**Given request**
Search the records for the word "subject" and report each line that has it.

**Material for this task**
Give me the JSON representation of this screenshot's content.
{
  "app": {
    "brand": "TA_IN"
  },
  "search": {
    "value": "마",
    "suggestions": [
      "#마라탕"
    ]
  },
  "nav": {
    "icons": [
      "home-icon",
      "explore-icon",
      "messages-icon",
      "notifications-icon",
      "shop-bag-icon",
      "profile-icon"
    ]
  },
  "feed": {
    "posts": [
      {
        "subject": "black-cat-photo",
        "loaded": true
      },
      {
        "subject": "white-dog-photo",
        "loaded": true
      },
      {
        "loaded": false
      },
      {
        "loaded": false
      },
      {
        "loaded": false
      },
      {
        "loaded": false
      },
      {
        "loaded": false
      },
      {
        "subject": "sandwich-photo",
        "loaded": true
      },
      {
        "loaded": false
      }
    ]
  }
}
...
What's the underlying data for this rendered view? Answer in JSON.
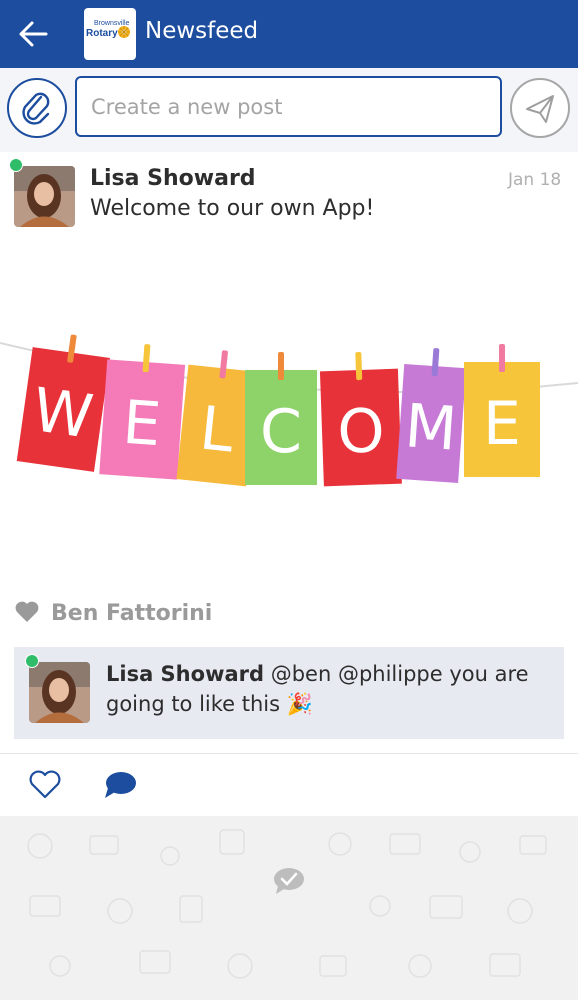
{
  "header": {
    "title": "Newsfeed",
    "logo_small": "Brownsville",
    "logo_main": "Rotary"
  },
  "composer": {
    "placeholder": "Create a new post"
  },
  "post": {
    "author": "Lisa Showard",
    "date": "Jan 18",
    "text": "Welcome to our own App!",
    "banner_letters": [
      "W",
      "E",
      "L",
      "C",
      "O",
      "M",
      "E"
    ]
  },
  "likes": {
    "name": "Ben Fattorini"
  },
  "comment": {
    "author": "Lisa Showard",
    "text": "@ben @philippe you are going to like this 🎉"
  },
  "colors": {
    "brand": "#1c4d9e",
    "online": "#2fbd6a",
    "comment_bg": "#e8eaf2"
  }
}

**Reply**
        "subject": "black-cat-photo",
        "subject": "white-dog-photo",
        "subject": "sandwich-photo",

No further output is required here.